-- REQUIREMENTS --
The data below needs to be returned exactly, line for line.
--- Start MATERIAL PROVIDED ---
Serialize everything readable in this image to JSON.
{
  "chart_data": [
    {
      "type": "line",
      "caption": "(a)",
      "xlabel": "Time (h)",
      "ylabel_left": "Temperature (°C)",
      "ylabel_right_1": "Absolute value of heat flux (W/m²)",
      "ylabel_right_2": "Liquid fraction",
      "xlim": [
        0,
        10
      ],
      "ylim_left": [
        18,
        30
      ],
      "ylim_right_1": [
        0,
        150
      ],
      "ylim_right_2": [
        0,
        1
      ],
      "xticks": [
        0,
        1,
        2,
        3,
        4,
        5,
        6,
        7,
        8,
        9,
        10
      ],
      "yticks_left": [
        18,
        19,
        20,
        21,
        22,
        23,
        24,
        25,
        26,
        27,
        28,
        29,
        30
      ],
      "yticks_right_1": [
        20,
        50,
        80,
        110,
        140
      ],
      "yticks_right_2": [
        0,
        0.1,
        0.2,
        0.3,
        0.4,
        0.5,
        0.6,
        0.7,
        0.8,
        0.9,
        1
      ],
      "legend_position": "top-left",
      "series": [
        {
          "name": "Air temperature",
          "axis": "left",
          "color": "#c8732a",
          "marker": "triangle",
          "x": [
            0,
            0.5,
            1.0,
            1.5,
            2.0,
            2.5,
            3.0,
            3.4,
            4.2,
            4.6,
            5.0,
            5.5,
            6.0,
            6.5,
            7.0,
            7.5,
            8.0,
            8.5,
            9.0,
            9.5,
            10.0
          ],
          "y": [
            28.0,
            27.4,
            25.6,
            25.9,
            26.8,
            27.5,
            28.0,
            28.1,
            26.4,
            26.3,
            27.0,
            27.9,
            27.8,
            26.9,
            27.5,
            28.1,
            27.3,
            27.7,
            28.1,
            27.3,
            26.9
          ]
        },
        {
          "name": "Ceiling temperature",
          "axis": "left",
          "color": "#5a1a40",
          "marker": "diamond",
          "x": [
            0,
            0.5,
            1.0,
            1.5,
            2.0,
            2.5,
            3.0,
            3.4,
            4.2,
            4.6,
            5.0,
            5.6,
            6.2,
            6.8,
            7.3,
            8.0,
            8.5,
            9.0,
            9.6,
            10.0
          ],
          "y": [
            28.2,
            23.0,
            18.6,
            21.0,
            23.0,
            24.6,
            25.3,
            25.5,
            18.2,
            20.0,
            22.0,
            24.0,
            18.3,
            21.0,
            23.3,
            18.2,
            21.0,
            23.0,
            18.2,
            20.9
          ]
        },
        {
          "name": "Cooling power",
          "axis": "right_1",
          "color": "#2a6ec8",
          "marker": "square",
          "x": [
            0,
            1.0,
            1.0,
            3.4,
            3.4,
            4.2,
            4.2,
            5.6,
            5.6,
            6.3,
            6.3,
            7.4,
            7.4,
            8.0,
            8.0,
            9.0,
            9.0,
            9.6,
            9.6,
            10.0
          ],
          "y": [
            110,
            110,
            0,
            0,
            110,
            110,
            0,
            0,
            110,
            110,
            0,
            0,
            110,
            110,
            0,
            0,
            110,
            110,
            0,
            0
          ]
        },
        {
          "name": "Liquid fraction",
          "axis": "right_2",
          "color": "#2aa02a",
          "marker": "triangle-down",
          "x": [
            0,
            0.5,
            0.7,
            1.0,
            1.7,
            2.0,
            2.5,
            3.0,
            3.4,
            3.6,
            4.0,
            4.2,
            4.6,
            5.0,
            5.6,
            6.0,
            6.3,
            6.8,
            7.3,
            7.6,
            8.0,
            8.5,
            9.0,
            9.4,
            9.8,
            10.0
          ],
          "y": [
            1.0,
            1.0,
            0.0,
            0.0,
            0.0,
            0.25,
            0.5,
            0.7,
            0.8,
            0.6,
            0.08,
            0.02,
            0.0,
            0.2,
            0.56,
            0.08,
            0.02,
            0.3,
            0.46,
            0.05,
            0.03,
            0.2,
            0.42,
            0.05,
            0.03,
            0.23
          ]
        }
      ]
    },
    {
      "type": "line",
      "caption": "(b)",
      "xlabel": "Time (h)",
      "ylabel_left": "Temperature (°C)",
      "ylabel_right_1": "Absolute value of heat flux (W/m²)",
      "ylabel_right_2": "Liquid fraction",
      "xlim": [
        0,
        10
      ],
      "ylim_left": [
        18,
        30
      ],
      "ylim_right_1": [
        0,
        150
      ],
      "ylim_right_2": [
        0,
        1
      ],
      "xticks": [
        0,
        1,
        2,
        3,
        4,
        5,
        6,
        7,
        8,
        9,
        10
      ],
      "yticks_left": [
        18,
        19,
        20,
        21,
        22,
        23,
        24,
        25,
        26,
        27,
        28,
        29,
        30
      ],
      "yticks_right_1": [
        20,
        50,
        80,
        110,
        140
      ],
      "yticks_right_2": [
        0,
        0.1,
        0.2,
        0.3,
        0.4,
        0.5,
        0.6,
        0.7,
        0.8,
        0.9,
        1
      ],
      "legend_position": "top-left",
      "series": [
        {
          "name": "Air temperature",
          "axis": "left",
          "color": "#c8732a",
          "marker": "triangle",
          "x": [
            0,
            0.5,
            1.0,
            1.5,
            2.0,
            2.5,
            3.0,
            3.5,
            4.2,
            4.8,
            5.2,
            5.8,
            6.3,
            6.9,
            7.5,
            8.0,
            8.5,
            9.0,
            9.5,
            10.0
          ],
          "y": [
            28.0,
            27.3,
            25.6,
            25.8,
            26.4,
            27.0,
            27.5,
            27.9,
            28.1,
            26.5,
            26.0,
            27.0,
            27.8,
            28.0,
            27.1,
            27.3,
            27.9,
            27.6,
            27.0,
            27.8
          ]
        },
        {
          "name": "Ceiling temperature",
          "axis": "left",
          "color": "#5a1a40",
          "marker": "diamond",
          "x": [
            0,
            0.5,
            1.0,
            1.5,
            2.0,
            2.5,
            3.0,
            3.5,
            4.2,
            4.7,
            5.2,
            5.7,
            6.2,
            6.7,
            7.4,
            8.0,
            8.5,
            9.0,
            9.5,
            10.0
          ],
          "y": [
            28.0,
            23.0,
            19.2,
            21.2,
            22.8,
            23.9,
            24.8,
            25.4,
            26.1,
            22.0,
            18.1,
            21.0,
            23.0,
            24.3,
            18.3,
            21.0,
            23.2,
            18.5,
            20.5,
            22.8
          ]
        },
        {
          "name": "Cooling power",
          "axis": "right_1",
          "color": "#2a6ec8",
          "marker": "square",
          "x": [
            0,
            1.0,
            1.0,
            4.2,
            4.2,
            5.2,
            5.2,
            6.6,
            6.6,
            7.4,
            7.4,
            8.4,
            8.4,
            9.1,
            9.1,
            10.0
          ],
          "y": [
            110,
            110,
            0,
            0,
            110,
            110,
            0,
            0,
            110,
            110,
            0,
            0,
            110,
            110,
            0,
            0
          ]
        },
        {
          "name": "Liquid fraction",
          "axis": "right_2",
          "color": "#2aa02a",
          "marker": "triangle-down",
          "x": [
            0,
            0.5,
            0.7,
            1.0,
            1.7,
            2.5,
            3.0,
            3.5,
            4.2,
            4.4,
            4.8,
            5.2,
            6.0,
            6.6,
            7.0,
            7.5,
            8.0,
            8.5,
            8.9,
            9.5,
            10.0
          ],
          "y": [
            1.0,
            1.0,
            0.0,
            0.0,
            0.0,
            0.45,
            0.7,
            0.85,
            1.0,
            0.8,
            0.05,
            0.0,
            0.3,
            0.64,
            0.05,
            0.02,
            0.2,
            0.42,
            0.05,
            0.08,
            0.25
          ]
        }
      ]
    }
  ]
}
--- End MATERIAL PROVIDED ---
-- THE REPLY --
Serialize everything readable in this image to JSON.
{
  "chart_data": [
    {
      "type": "line",
      "caption": "(a)",
      "xlabel": "Time (h)",
      "ylabel_left": "Temperature (°C)",
      "ylabel_right_1": "Absolute value of heat flux (W/m²)",
      "ylabel_right_2": "Liquid fraction",
      "xlim": [
        0,
        10
      ],
      "ylim_left": [
        18,
        30
      ],
      "ylim_right_1": [
        0,
        150
      ],
      "ylim_right_2": [
        0,
        1
      ],
      "xticks": [
        0,
        1,
        2,
        3,
        4,
        5,
        6,
        7,
        8,
        9,
        10
      ],
      "yticks_left": [
        18,
        19,
        20,
        21,
        22,
        23,
        24,
        25,
        26,
        27,
        28,
        29,
        30
      ],
      "yticks_right_1": [
        20,
        50,
        80,
        110,
        140
      ],
      "yticks_right_2": [
        0,
        0.1,
        0.2,
        0.3,
        0.4,
        0.5,
        0.6,
        0.7,
        0.8,
        0.9,
        1
      ],
      "legend_position": "top-left",
      "series": [
        {
          "name": "Air temperature",
          "axis": "left",
          "color": "#c8732a",
          "marker": "triangle",
          "x": [
            0,
            0.5,
            1.0,
            1.5,
            2.0,
            2.5,
            3.0,
            3.4,
            4.2,
            4.6,
            5.0,
            5.5,
            6.0,
            6.5,
            7.0,
            7.5,
            8.0,
            8.5,
            9.0,
            9.5,
            10.0
          ],
          "y": [
            28.0,
            27.4,
            25.6,
            25.9,
            26.8,
            27.5,
            28.0,
            28.1,
            26.4,
            26.3,
            27.0,
            27.9,
            27.8,
            26.9,
            27.5,
            28.1,
            27.3,
            27.7,
            28.1,
            27.3,
            26.9
          ]
        },
        {
          "name": "Ceiling temperature",
          "axis": "left",
          "color": "#5a1a40",
          "marker": "diamond",
          "x": [
            0,
            0.5,
            1.0,
            1.5,
            2.0,
            2.5,
            3.0,
            3.4,
            4.2,
            4.6,
            5.0,
            5.6,
            6.2,
            6.8,
            7.3,
            8.0,
            8.5,
            9.0,
            9.6,
            10.0
          ],
          "y": [
            28.2,
            23.0,
            18.6,
            21.0,
            23.0,
            24.6,
            25.3,
            25.5,
            18.2,
            20.0,
            22.0,
            24.0,
            18.3,
            21.0,
            23.3,
            18.2,
            21.0,
            23.0,
            18.2,
            20.9
          ]
        },
        {
          "name": "Cooling power",
          "axis": "right_1",
          "color": "#2a6ec8",
          "marker": "square",
          "x": [
            0,
            1.0,
            1.0,
            3.4,
            3.4,
            4.2,
            4.2,
            5.6,
            5.6,
            6.3,
            6.3,
            7.4,
            7.4,
            8.0,
            8.0,
            9.0,
            9.0,
            9.6,
            9.6,
            10.0
          ],
          "y": [
            110,
            110,
            0,
            0,
            110,
            110,
            0,
            0,
            110,
            110,
            0,
            0,
            110,
            110,
            0,
            0,
            110,
            110,
            0,
            0
          ]
        },
        {
          "name": "Liquid fraction",
          "axis": "right_2",
          "color": "#2aa02a",
          "marker": "triangle-down",
          "x": [
            0,
            0.5,
            0.7,
            1.0,
            1.7,
            2.0,
            2.5,
            3.0,
            3.4,
            3.6,
            4.0,
            4.2,
            4.6,
            5.0,
            5.6,
            6.0,
            6.3,
            6.8,
            7.3,
            7.6,
            8.0,
            8.5,
            9.0,
            9.4,
            9.8,
            10.0
          ],
          "y": [
            1.0,
            1.0,
            0.0,
            0.0,
            0.0,
            0.25,
            0.5,
            0.7,
            0.8,
            0.6,
            0.08,
            0.02,
            0.0,
            0.2,
            0.56,
            0.08,
            0.02,
            0.3,
            0.46,
            0.05,
            0.03,
            0.2,
            0.42,
            0.05,
            0.03,
            0.23
          ]
        }
      ]
    },
    {
      "type": "line",
      "caption": "(b)",
      "xlabel": "Time (h)",
      "ylabel_left": "Temperature (°C)",
      "ylabel_right_1": "Absolute value of heat flux (W/m²)",
      "ylabel_right_2": "Liquid fraction",
      "xlim": [
        0,
        10
      ],
      "ylim_left": [
        18,
        30
      ],
      "ylim_right_1": [
        0,
        150
      ],
      "ylim_right_2": [
        0,
        1
      ],
      "xticks": [
        0,
        1,
        2,
        3,
        4,
        5,
        6,
        7,
        8,
        9,
        10
      ],
      "yticks_left": [
        18,
        19,
        20,
        21,
        22,
        23,
        24,
        25,
        26,
        27,
        28,
        29,
        30
      ],
      "yticks_right_1": [
        20,
        50,
        80,
        110,
        140
      ],
      "yticks_right_2": [
        0,
        0.1,
        0.2,
        0.3,
        0.4,
        0.5,
        0.6,
        0.7,
        0.8,
        0.9,
        1
      ],
      "legend_position": "top-left",
      "series": [
        {
          "name": "Air temperature",
          "axis": "left",
          "color": "#c8732a",
          "marker": "triangle",
          "x": [
            0,
            0.5,
            1.0,
            1.5,
            2.0,
            2.5,
            3.0,
            3.5,
            4.2,
            4.8,
            5.2,
            5.8,
            6.3,
            6.9,
            7.5,
            8.0,
            8.5,
            9.0,
            9.5,
            10.0
          ],
          "y": [
            28.0,
            27.3,
            25.6,
            25.8,
            26.4,
            27.0,
            27.5,
            27.9,
            28.1,
            26.5,
            26.0,
            27.0,
            27.8,
            28.0,
            27.1,
            27.3,
            27.9,
            27.6,
            27.0,
            27.8
          ]
        },
        {
          "name": "Ceiling temperature",
          "axis": "left",
          "color": "#5a1a40",
          "marker": "diamond",
          "x": [
            0,
            0.5,
            1.0,
            1.5,
            2.0,
            2.5,
            3.0,
            3.5,
            4.2,
            4.7,
            5.2,
            5.7,
            6.2,
            6.7,
            7.4,
            8.0,
            8.5,
            9.0,
            9.5,
            10.0
          ],
          "y": [
            28.0,
            23.0,
            19.2,
            21.2,
            22.8,
            23.9,
            24.8,
            25.4,
            26.1,
            22.0,
            18.1,
            21.0,
            23.0,
            24.3,
            18.3,
            21.0,
            23.2,
            18.5,
            20.5,
            22.8
          ]
        },
        {
          "name": "Cooling power",
          "axis": "right_1",
          "color": "#2a6ec8",
          "marker": "square",
          "x": [
            0,
            1.0,
            1.0,
            4.2,
            4.2,
            5.2,
            5.2,
            6.6,
            6.6,
            7.4,
            7.4,
            8.4,
            8.4,
            9.1,
            9.1,
            10.0
          ],
          "y": [
            110,
            110,
            0,
            0,
            110,
            110,
            0,
            0,
            110,
            110,
            0,
            0,
            110,
            110,
            0,
            0
          ]
        },
        {
          "name": "Liquid fraction",
          "axis": "right_2",
          "color": "#2aa02a",
          "marker": "triangle-down",
          "x": [
            0,
            0.5,
            0.7,
            1.0,
            1.7,
            2.5,
            3.0,
            3.5,
            4.2,
            4.4,
            4.8,
            5.2,
            6.0,
            6.6,
            7.0,
            7.5,
            8.0,
            8.5,
            8.9,
            9.5,
            10.0
          ],
          "y": [
            1.0,
            1.0,
            0.0,
            0.0,
            0.0,
            0.45,
            0.7,
            0.85,
            1.0,
            0.8,
            0.05,
            0.0,
            0.3,
            0.64,
            0.05,
            0.02,
            0.2,
            0.42,
            0.05,
            0.08,
            0.25
          ]
        }
      ]
    }
  ]
}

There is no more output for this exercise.